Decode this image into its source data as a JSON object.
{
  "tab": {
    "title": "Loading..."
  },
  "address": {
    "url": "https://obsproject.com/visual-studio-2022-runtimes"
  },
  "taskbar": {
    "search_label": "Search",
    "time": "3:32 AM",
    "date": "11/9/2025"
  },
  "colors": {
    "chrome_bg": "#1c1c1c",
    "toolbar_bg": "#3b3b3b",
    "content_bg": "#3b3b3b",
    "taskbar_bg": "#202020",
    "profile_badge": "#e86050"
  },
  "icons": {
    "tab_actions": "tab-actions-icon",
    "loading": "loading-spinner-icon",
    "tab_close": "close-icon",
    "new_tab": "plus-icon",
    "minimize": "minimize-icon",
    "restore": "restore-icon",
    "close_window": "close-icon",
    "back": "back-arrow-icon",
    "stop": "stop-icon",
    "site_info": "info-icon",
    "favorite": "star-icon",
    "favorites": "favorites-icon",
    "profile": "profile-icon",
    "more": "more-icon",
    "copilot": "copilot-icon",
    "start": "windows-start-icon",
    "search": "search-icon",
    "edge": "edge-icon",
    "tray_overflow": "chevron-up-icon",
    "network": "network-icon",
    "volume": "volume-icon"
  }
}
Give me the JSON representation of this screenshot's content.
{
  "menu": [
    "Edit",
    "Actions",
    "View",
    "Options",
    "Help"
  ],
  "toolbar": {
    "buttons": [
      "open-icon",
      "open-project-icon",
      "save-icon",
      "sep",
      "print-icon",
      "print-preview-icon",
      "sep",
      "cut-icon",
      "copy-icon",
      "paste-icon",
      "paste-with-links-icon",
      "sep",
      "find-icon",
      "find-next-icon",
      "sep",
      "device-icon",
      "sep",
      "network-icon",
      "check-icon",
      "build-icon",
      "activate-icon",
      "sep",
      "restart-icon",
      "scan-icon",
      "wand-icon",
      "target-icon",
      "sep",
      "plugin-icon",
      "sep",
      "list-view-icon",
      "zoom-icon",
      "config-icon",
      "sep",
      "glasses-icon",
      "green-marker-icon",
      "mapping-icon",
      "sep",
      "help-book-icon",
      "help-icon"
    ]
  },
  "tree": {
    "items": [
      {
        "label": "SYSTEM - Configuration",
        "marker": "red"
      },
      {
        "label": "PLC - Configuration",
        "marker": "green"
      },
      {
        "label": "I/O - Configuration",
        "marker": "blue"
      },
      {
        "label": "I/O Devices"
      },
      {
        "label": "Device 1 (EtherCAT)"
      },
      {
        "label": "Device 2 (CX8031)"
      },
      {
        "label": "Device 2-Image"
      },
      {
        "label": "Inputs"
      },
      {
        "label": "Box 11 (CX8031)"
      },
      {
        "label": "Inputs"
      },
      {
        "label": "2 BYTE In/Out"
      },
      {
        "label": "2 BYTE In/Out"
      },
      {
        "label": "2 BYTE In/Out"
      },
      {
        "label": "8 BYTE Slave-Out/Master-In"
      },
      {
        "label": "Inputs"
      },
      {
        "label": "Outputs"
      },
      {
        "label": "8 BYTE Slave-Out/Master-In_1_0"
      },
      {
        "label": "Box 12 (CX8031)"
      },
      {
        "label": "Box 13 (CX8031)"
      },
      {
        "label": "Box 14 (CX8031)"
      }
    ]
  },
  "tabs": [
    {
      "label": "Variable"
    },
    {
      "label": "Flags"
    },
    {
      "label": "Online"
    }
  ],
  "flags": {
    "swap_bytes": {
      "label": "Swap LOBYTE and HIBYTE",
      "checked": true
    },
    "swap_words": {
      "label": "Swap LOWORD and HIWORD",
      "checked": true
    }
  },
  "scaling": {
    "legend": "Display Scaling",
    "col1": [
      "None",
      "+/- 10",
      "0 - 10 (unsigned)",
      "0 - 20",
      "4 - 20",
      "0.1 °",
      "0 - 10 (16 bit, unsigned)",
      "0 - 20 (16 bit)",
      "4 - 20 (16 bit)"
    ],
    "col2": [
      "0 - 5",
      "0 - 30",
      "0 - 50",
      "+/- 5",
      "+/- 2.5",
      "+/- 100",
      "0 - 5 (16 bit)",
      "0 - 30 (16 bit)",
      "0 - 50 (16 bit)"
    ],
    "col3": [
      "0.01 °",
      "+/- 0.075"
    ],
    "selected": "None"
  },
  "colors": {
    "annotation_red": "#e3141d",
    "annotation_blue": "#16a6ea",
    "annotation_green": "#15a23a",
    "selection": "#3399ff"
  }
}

*Problem to work on*.
Within the entries above, how many lines contain "marker"? Respond with the number only.

*Result of the task*.
4